··· Data entries ···
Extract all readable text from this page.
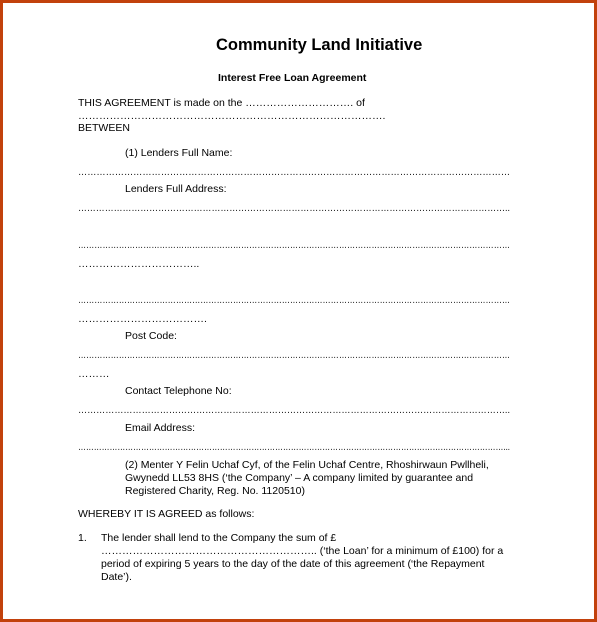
Community Land Initiative
Interest Free Loan Agreement
THIS AGREEMENT is made on the …………………………. of
…………………………………………………………………………….
BETWEEN
(1) Lenders Full Name:
……………………………………………………………………………………………………………………………
Lenders Full Address:
………………………………………………………………………………………………………………………………..
……………………………………………………………………………………………………………………………………………
……………………………..
……………………………………………………………………………………………………………………………………………
……………………………….
Post Code:
……………………………………………………………………………………………………………………………………………
………
Contact Telephone No:
……………………………………………………………………………………………………………………………..
Email Address:
………………………………………………………………………………………………………………………………………………...
(2) Menter Y Felin Uchaf Cyf, of the Felin Uchaf Centre, Rhoshirwaun Pwllheli,
Gwynedd LL53 8HS (‘the Company’ – A company limited by guarantee and
Registered Charity, Reg. No. 1120510)
WHEREBY IT IS AGREED as follows:
1. The lender shall lend to the Company the sum of £
…………………………………………………….. (‘the Loan’ for a minimum of £100) for a
period of expiring 5 years to the day of the date of this agreement (‘the Repayment
Date’).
···
| Written instruction |
Scan the material for lines with the word "Lenders", and copy each line you find.

| The result |
(1) Lenders Full Name:
Lenders Full Address:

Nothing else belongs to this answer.